Layout annotation data:
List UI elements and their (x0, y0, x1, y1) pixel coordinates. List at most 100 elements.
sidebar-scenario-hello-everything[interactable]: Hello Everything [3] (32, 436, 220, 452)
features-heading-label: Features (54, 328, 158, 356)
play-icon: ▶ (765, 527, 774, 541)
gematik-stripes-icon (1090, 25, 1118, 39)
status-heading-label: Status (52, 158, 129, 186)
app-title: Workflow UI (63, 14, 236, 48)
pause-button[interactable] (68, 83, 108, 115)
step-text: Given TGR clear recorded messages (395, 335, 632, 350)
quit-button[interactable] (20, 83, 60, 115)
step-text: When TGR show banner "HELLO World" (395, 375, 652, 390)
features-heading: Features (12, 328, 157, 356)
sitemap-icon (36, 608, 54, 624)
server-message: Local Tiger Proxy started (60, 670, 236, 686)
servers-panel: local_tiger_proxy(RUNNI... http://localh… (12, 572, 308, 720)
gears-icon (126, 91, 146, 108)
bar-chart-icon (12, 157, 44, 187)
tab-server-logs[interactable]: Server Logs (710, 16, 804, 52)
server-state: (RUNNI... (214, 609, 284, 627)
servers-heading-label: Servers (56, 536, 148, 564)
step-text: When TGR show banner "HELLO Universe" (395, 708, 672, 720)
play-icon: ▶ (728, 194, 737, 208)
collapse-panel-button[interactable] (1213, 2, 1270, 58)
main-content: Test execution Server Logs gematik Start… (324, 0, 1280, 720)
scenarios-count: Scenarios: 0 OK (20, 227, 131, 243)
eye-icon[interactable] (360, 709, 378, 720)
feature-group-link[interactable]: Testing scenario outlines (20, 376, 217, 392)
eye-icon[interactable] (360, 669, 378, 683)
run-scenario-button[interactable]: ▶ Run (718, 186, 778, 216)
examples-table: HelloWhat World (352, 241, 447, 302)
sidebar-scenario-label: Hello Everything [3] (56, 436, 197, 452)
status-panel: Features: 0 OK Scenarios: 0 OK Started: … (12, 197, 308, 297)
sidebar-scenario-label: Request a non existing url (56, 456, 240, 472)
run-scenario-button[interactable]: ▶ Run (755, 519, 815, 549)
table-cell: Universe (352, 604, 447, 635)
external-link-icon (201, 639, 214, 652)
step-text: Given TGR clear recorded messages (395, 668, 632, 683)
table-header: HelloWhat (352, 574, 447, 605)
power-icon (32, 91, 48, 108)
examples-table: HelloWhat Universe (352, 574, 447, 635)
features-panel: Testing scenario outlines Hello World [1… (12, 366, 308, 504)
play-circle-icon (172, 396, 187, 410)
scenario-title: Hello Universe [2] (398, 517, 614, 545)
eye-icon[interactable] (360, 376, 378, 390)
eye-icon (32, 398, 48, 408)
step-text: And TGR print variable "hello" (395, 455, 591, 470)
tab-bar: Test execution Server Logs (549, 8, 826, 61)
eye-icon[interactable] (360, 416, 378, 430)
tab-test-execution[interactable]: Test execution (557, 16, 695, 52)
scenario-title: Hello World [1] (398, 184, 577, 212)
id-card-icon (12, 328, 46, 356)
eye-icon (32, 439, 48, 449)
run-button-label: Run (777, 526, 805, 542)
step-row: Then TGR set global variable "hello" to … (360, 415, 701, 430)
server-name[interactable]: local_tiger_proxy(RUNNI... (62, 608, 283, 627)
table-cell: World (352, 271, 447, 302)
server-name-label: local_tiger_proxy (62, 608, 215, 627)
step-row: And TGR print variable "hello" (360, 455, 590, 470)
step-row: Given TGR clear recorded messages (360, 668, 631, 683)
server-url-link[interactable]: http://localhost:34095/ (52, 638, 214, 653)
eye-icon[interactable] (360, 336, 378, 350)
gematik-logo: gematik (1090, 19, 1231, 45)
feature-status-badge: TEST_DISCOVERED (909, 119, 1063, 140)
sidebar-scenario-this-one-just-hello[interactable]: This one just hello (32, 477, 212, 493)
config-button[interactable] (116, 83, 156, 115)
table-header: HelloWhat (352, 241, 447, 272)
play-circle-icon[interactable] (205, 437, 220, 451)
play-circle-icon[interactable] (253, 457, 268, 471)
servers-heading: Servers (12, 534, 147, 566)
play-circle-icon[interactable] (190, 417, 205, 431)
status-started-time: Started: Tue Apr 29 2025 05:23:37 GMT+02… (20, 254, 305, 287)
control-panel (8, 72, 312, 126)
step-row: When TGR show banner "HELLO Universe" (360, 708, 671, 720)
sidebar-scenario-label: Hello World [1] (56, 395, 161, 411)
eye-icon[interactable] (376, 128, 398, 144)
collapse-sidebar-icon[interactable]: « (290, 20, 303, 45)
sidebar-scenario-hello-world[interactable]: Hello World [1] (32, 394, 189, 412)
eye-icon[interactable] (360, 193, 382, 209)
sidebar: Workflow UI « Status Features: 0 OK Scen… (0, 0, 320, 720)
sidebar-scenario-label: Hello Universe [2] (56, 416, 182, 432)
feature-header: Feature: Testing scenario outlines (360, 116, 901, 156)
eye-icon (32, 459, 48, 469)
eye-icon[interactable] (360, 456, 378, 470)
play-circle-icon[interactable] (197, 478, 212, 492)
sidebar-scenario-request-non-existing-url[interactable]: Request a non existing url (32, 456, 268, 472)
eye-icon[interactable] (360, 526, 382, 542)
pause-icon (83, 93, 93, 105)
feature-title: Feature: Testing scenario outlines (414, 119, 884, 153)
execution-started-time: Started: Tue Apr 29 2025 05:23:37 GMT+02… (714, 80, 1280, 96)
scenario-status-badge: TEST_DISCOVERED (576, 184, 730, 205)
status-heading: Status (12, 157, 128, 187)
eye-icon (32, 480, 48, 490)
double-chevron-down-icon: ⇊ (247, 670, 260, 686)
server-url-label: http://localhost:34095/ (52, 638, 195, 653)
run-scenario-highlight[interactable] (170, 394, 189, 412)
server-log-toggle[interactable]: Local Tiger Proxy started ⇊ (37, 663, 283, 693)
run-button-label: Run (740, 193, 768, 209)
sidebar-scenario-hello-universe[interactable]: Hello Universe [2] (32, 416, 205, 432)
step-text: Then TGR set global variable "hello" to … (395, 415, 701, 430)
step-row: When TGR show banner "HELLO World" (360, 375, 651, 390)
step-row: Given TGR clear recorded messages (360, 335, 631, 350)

WORK TO COMPLETE — Take the stretch of data from its first line through the line containing "play-icon: ▶ (765, 527, 774, 541)", and substitute "screen coordinates" for "pixel coordinates". Leave everything else in those lines unchanged.

WORKED ANSWER —
List UI elements and their (x0, y0, x1, y1) screen coordinates. List at most 100 elements.
sidebar-scenario-hello-everything[interactable]: Hello Everything [3] (32, 436, 220, 452)
features-heading-label: Features (54, 328, 158, 356)
play-icon: ▶ (765, 527, 774, 541)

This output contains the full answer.